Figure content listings
◇ ◇ ◇ ◇ ◇

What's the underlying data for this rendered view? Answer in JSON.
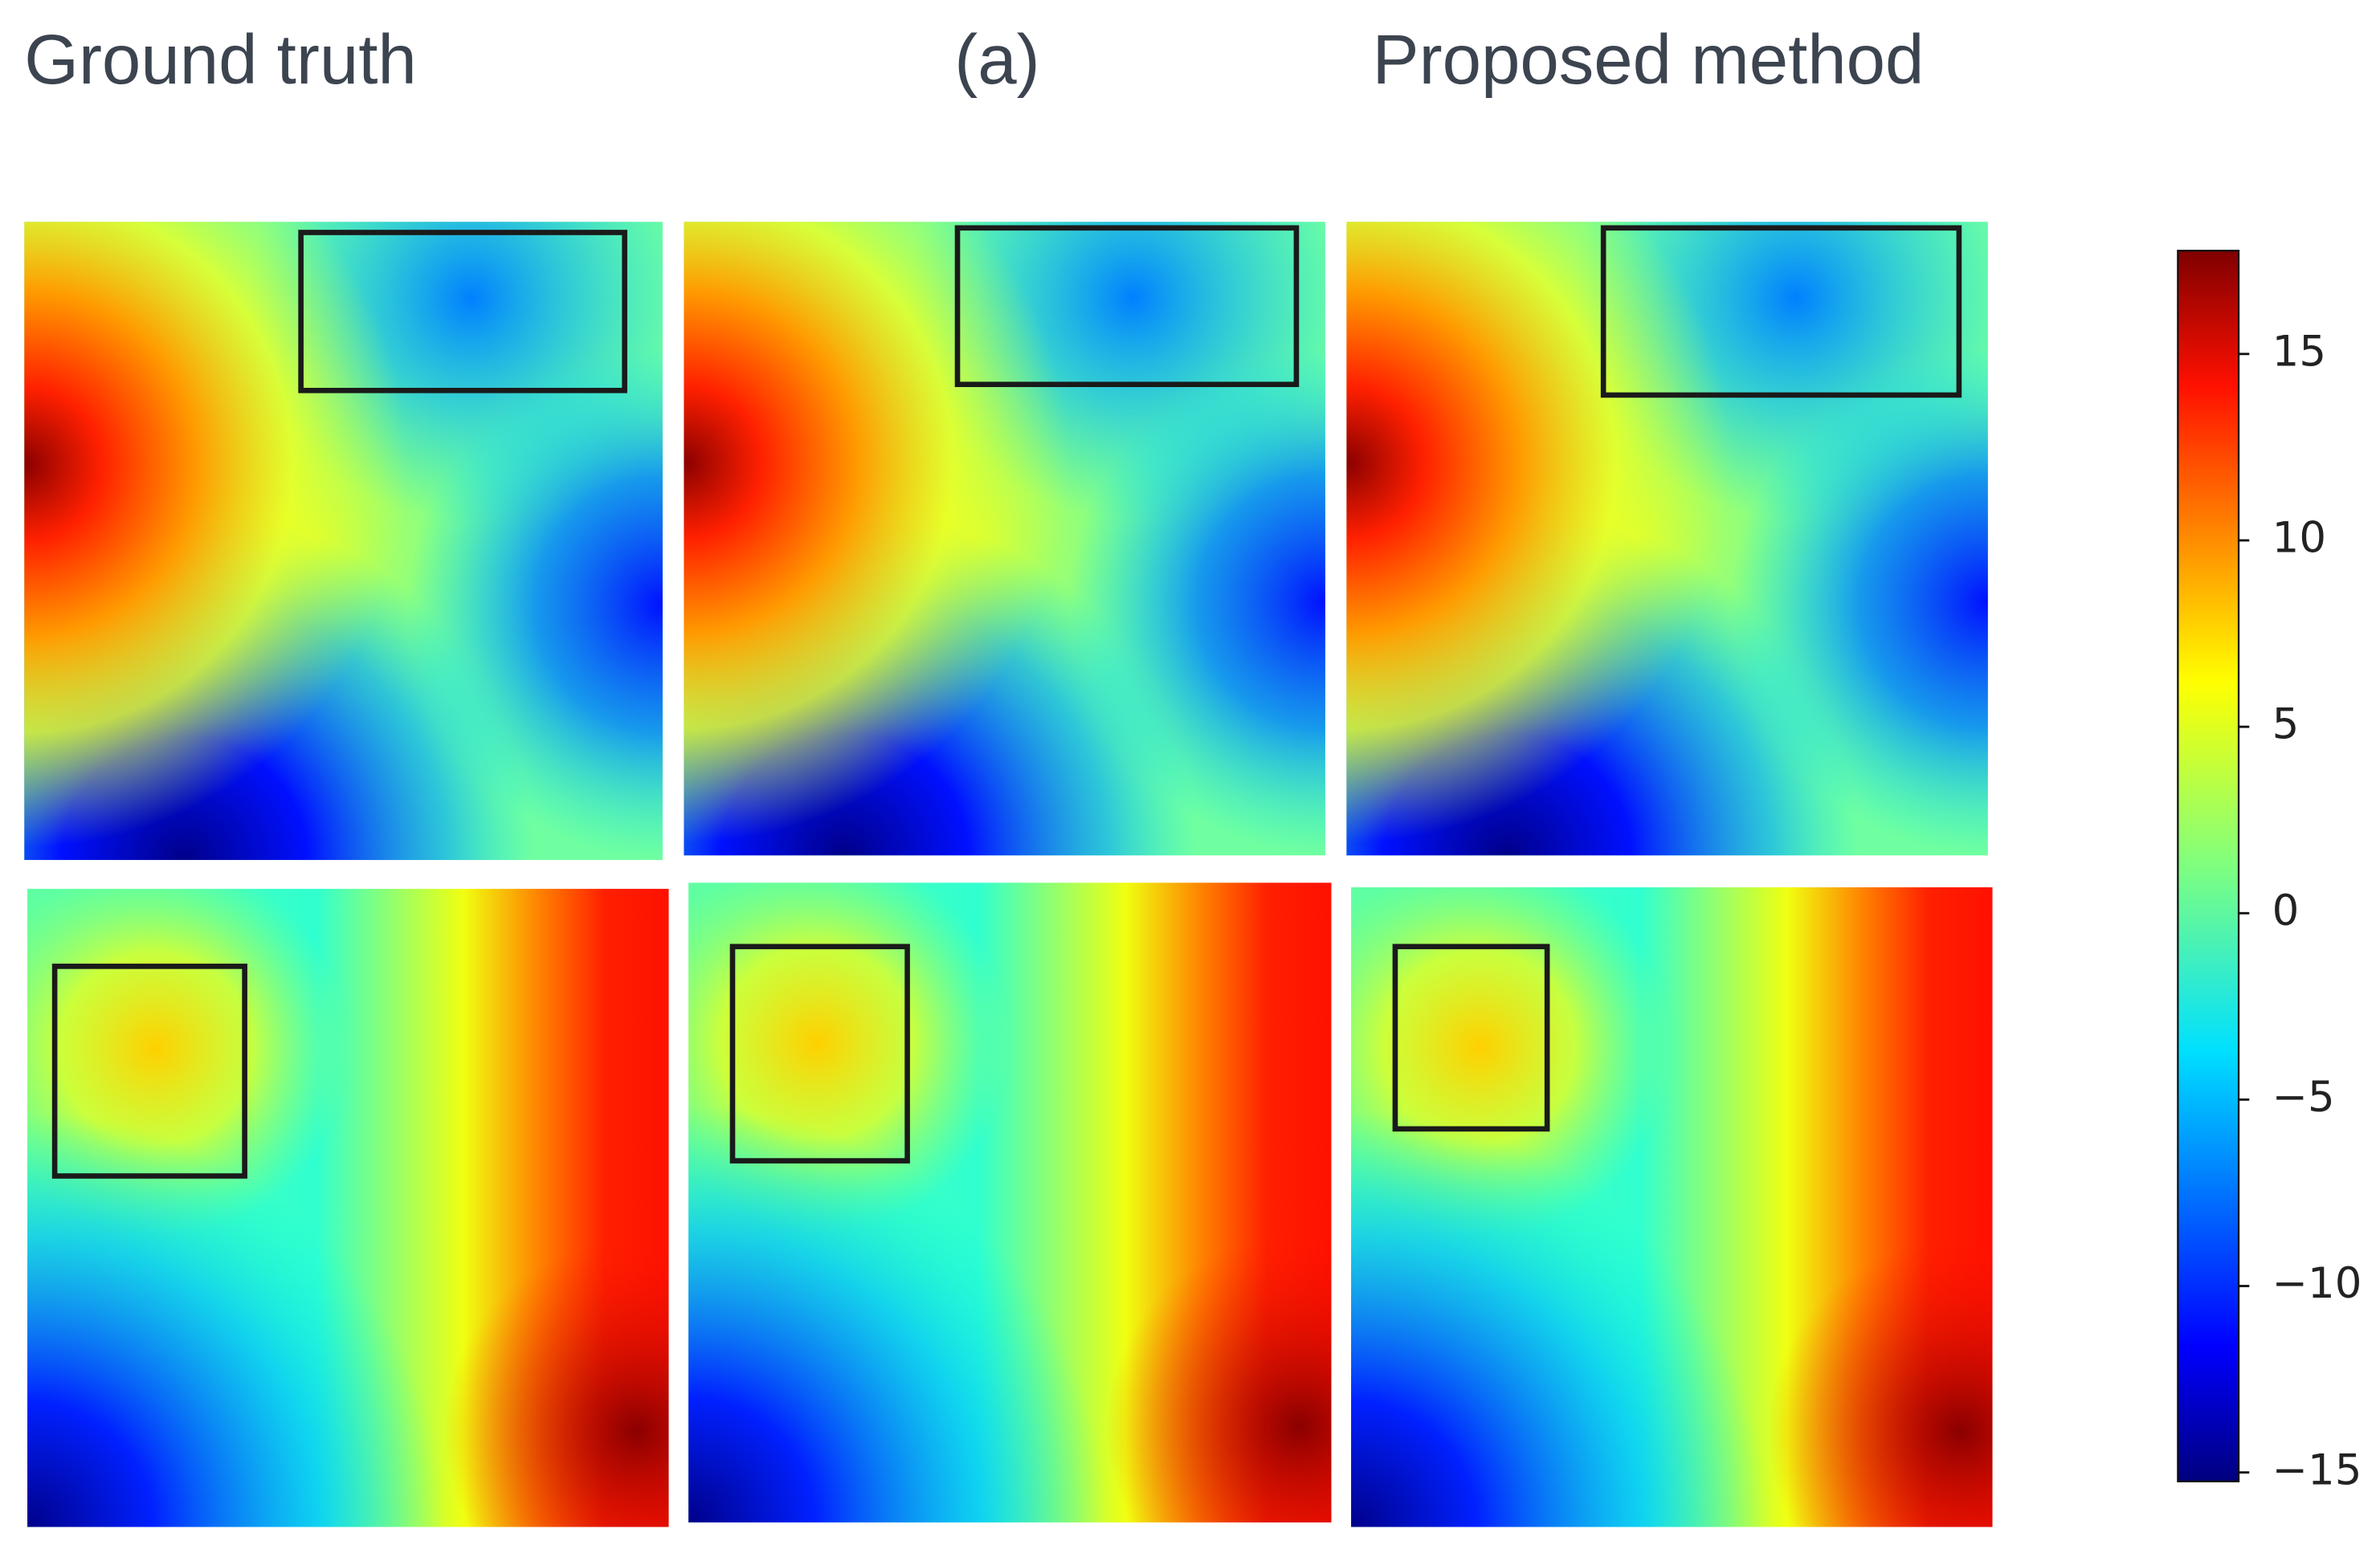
{
  "chart_data": {
    "type": "heatmap",
    "titles": [
      "Ground truth",
      "(a)",
      "Proposed method"
    ],
    "ylim": [
      -15.24,
      17.77
    ],
    "yticks": [
      {
        "value": -15,
        "label": "−15"
      },
      {
        "value": -10,
        "label": "−10"
      },
      {
        "value": -5,
        "label": "−5"
      },
      0,
      5,
      10,
      15
    ]
  }
}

◇ ◇ ◇ ◇ ◇

• **Task**:
Return the listing above unchanged, apart from dropping its pictures.

• **Solution to this task**:
What's the underlying data for this rendered view? Answer in JSON.
{
  "chart_data": {
    "type": "heatmap",
    "titles": [
      "Ground truth",
      "(a)",
      "Proposed method"
    ],
    "ylim": [
      -15.24,
      17.77
    ],
    "yticks": [
      {
        "value": -15,
        "label": "−15"
      },
      {
        "value": -10,
        "label": "−10"
      },
      {
        "value": -5,
        "label": "−5"
      },
      0,
      5,
      10,
      15
    ]
  }
}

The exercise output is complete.